**PROBLEM REQUIREMENTS:** The records below must be written out exactly, with every picture left behind.

(Collection entries)
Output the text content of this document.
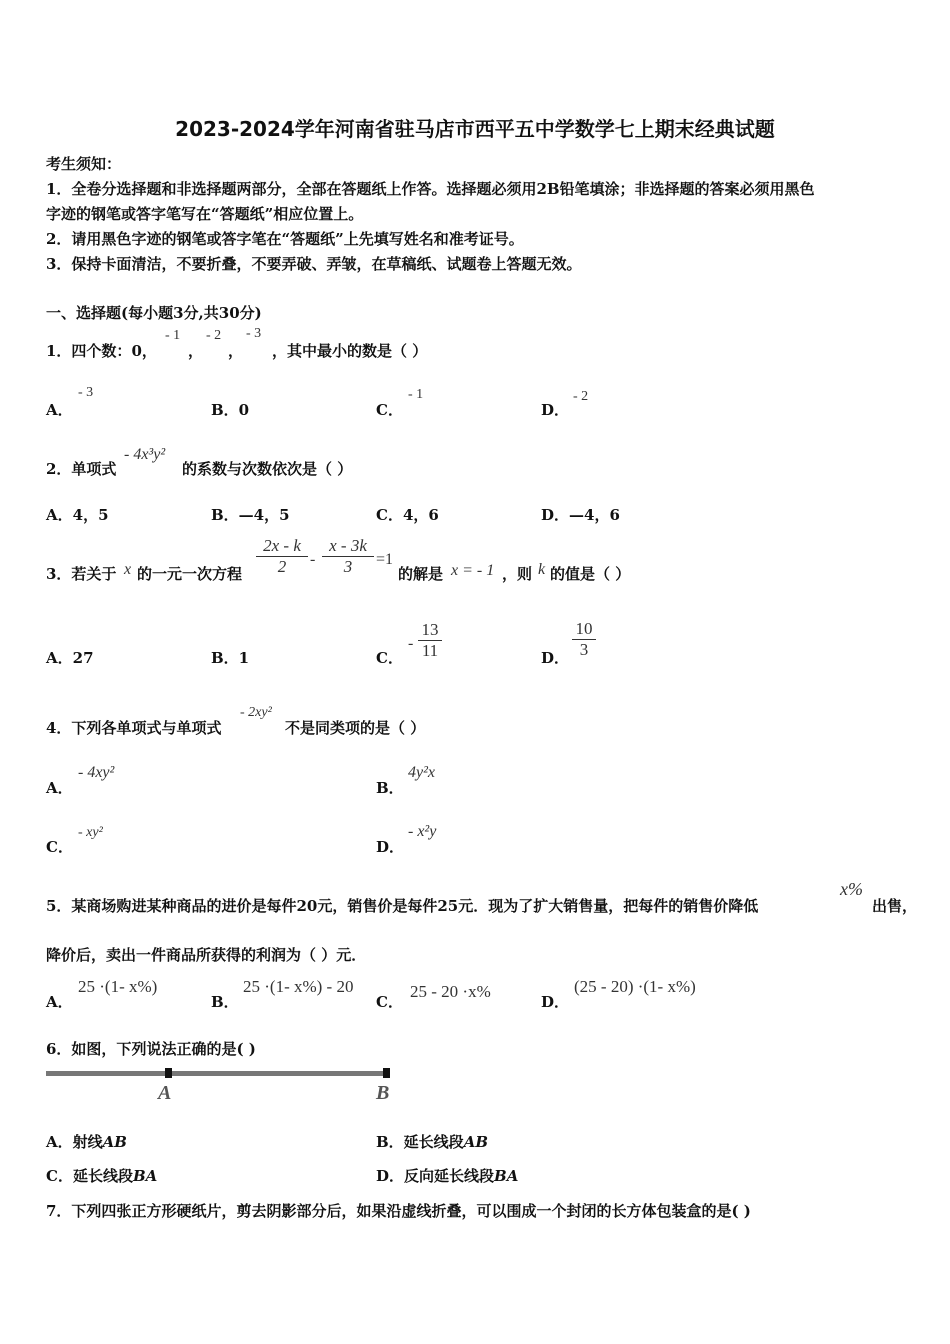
2023-2024学年河南省驻马店市西平五中学数学七上期末经典试题
考生须知：
1．全卷分选择题和非选择题两部分，全部在答题纸上作答。选择题必须用2B铅笔填涂；非选择题的答案必须用黑色
字迹的钢笔或答字笔写在“答题纸”相应位置上。
2．请用黑色字迹的钢笔或答字笔在“答题纸”上先填写姓名和准考证号。
3．保持卡面清洁，不要折叠，不要弄破、弄皱，在草稿纸、试题卷上答题无效。
一、选择题(每小题3分,共30分)
1．四个数：0，
- 1
，
- 2
，
- 3
，其中最小的数是（ ）
A．
- 3
B．0	C．
- 1
D．
- 2
2．单项式
- 4x³y²
的系数与次数依次是（ ）
A．4，5	B．—4，5	C．4，6	D．—4，6
3．若关于 x 的一元一次方程 $\frac{2x - k}{2} - \frac{x - 3k}{3} =1$
的解是 x = - 1 ，则 k 的值是（ ）
A．27	B．1	C．
- $\frac{13}{11}$	D． $\frac{10}{3}$
4．下列各单项式与单项式
- 2xy²
不是同类项的是（ ）
A．
- 4xy²
B．
4y²x
C．
- xy²
D．
- x²y
5．某商场购进某种商品的进价是每件20元，销售价是每件25元．现为了扩大销售量，把每件的销售价降低
x%
出售，
降价后，卖出一件商品所获得的利润为（ ）元．
A．
25 ·(1- x%)
B．
25 ·(1- x%) - 20
C．
25 - 20 ·x%
D．
(25 - 20) ·(1- x%)
6．如图，下列说法正确的是( )
A	B
A．射线AB	B．延长线段AB
C．延长线段BA	D．反向延长线段BA
7．下列四张正方形硬纸片，剪去阴影部分后，如果沿虚线折叠，可以围成一个封闭的长方体包装盒的是( )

**CORRECT OUTPUT:**
Output the text content of this document.
2023-2024学年河南省驻马店市西平五中学数学七上期末经典试题
考生须知：
1．全卷分选择题和非选择题两部分，全部在答题纸上作答。选择题必须用2B铅笔填涂；非选择题的答案必须用黑色
字迹的钢笔或答字笔写在“答题纸”相应位置上。
2．请用黑色字迹的钢笔或答字笔在“答题纸”上先填写姓名和准考证号。
3．保持卡面清洁，不要折叠，不要弄破、弄皱，在草稿纸、试题卷上答题无效。
一、选择题(每小题3分,共30分)
1．四个数：0，
- 1
，
- 2
，
- 3
，其中最小的数是（ ）
A．
- 3
B．0	C．
- 1
D．
- 2
2．单项式
- 4x³y²
的系数与次数依次是（ ）
A．4，5	B．—4，5	C．4，6	D．—4，6
3．若关于 x 的一元一次方程 $\frac{2x - k}{2} - \frac{x - 3k}{3} =1$
的解是 x = - 1 ，则 k 的值是（ ）
A．27	B．1	C．
- $\frac{13}{11}$	D． $\frac{10}{3}$
4．下列各单项式与单项式
- 2xy²
不是同类项的是（ ）
A．
- 4xy²
B．
4y²x
C．
- xy²
D．
- x²y
5．某商场购进某种商品的进价是每件20元，销售价是每件25元．现为了扩大销售量，把每件的销售价降低
x%
出售，
降价后，卖出一件商品所获得的利润为（ ）元．
A．
25 ·(1- x%)
B．
25 ·(1- x%) - 20
C．
25 - 20 ·x%
D．
(25 - 20) ·(1- x%)
6．如图，下列说法正确的是( )
A	B
A．射线AB	B．延长线段AB
C．延长线段BA	D．反向延长线段BA
7．下列四张正方形硬纸片，剪去阴影部分后，如果沿虚线折叠，可以围成一个封闭的长方体包装盒的是( )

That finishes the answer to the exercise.